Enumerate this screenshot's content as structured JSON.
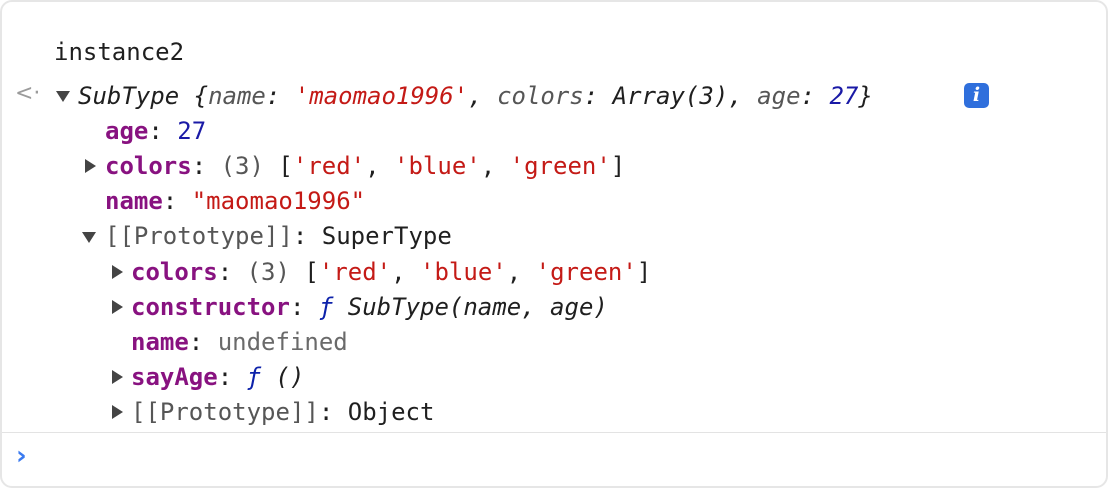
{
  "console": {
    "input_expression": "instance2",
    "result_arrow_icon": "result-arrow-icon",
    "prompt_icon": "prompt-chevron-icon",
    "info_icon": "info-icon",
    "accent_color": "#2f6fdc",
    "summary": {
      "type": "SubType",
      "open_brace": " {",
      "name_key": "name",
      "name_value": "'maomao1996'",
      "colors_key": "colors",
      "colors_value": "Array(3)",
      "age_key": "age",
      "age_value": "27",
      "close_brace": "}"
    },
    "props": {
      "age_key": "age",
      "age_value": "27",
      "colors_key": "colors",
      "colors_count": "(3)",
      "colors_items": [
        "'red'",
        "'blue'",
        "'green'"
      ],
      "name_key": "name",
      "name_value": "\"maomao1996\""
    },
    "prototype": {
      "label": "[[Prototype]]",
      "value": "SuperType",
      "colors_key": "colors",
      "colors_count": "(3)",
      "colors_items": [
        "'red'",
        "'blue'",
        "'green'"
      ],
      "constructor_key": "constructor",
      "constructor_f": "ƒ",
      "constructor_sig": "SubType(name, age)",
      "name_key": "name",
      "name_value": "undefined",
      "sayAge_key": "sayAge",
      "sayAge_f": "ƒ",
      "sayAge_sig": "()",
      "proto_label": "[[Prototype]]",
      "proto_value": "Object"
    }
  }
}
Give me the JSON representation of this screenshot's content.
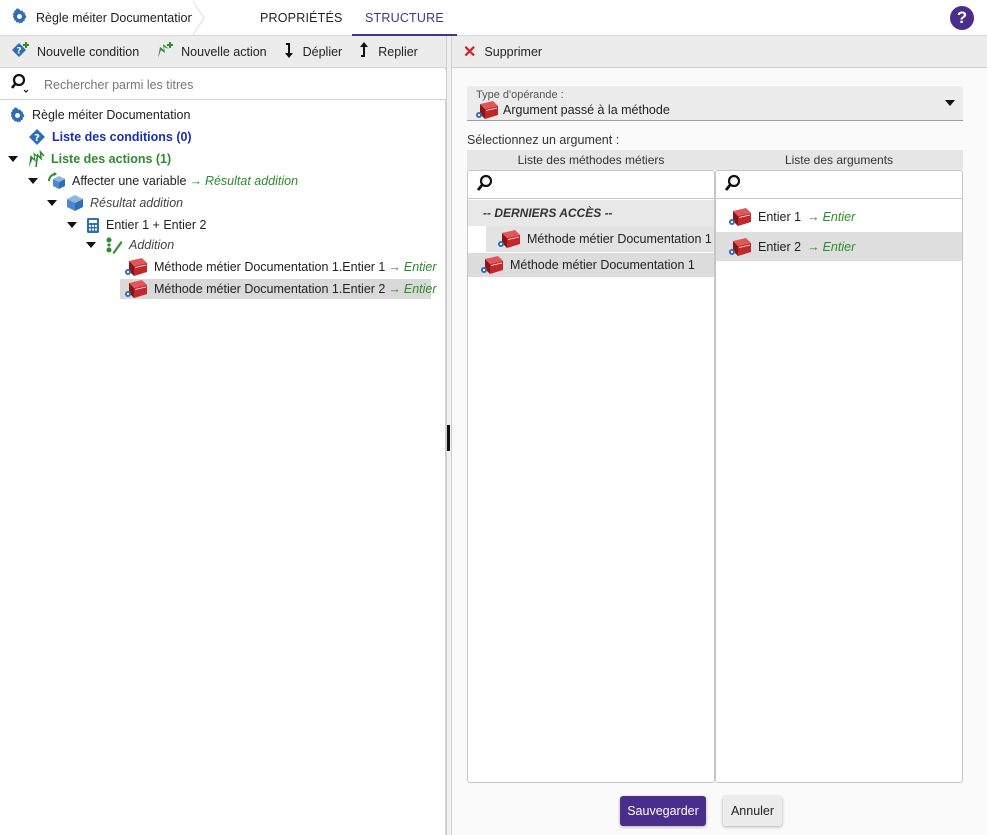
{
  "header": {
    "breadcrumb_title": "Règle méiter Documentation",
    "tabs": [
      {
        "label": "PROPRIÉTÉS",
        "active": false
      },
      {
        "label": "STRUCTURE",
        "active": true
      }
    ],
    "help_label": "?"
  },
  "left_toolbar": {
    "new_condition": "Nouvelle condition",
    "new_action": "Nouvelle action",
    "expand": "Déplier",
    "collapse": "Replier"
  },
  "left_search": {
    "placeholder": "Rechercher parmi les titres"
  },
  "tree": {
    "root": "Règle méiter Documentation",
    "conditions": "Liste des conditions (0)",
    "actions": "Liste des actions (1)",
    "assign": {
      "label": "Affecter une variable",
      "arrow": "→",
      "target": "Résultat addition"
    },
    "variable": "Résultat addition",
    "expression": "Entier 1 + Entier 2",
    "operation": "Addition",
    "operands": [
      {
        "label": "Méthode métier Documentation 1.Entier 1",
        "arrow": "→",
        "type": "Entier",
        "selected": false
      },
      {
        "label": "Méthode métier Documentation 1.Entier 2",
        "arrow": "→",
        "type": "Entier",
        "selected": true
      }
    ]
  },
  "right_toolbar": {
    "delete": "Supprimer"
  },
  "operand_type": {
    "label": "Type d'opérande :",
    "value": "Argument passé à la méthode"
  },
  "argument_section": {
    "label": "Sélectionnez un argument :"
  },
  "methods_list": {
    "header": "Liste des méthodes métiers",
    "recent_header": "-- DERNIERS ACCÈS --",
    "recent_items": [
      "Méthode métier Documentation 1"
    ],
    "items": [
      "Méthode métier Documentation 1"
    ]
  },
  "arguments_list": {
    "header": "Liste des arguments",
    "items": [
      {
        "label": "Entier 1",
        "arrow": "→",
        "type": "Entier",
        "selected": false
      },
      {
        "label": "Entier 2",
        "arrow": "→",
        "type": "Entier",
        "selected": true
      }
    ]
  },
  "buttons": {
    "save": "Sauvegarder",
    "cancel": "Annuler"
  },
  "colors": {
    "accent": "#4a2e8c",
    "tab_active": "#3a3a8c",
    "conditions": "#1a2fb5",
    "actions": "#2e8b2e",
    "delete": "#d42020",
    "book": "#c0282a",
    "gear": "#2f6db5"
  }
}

◇ ◇ ◇ ◇ ◇ ◇ ◇

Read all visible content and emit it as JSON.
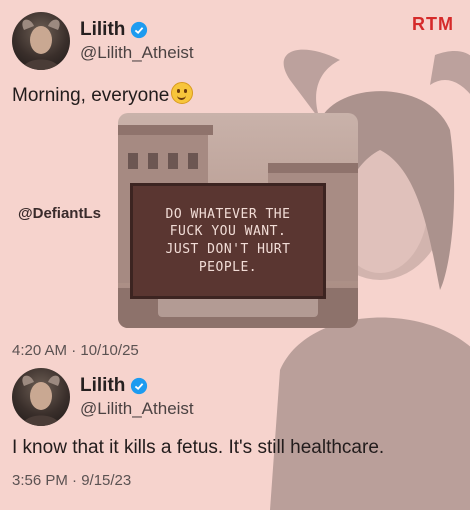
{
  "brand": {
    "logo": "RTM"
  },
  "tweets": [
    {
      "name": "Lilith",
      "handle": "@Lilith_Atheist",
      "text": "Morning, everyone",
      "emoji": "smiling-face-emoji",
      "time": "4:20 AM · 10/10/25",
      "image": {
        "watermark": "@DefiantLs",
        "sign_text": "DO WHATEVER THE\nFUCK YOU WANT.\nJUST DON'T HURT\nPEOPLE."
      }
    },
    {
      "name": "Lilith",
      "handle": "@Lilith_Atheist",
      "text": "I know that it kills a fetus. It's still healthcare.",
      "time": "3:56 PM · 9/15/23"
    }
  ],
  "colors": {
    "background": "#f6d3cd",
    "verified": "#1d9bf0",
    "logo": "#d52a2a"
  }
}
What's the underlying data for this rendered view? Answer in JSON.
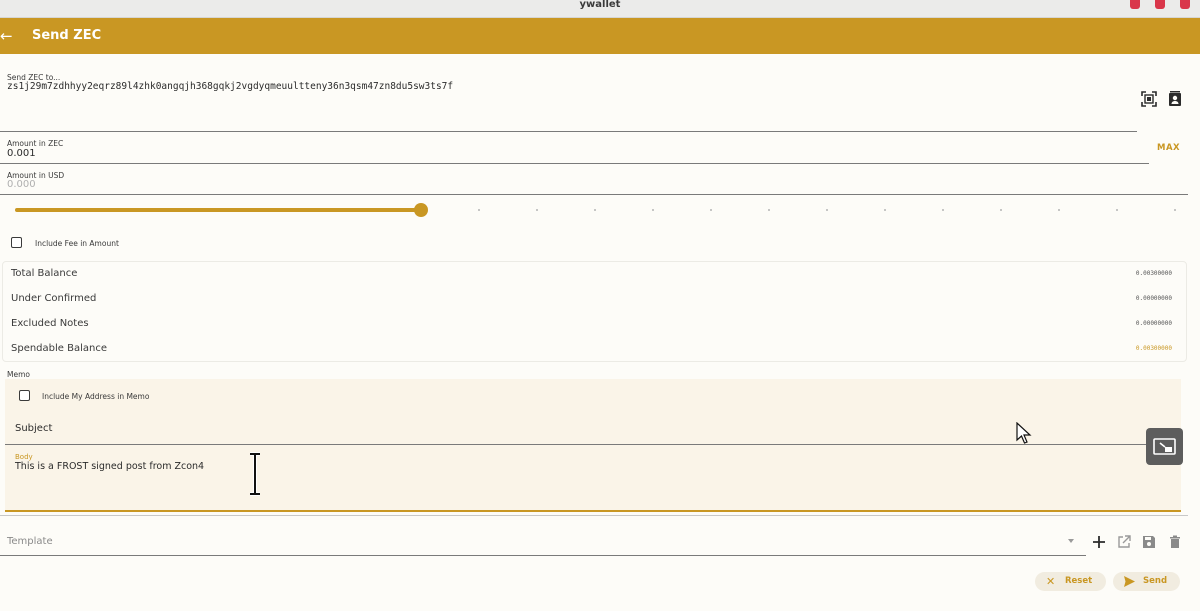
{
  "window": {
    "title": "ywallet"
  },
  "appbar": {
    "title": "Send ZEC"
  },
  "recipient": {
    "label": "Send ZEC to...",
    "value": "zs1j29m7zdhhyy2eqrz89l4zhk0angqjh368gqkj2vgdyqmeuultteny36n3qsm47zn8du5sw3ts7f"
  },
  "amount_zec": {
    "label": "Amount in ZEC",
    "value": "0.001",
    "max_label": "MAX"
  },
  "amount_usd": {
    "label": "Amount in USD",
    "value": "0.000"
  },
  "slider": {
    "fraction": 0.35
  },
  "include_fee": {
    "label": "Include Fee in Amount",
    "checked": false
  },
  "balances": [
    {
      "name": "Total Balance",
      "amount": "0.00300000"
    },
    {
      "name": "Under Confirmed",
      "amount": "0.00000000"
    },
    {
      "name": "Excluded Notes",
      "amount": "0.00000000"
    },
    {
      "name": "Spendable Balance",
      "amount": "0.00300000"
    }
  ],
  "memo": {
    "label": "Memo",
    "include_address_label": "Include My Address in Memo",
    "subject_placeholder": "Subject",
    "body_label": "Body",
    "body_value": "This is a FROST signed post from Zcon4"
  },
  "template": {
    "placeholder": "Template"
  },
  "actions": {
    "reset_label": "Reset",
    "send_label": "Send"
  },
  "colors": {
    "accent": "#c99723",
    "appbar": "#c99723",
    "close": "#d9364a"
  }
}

◇ ◇ ◇ ◇ ◇ ◇ ◇

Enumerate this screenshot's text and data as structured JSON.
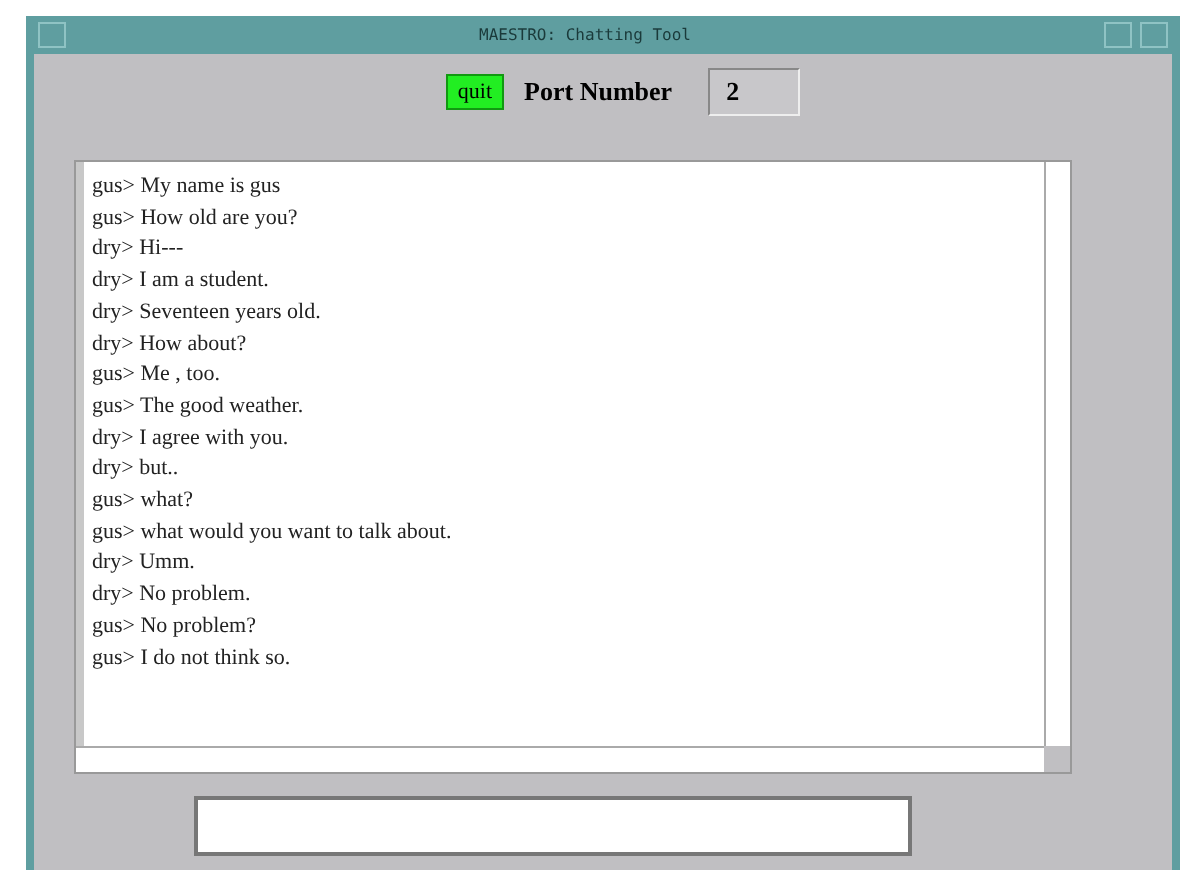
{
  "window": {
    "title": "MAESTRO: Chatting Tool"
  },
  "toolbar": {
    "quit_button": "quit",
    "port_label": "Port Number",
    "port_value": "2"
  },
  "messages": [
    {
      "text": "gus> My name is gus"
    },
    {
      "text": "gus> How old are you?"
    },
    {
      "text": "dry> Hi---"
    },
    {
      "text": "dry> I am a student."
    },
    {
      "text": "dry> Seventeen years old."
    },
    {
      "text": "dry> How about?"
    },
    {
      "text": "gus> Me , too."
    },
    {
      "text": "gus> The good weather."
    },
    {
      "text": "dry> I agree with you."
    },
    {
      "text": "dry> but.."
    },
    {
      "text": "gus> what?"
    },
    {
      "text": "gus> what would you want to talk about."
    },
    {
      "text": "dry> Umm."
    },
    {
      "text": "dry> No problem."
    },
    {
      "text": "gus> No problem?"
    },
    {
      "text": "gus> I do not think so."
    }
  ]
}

◇ ◇ ◇ ◇ ◇ ◇ ◇

Of all the lines in the material above, how many contain the word "screenshot"? Give only the count.

■ Result below ■
3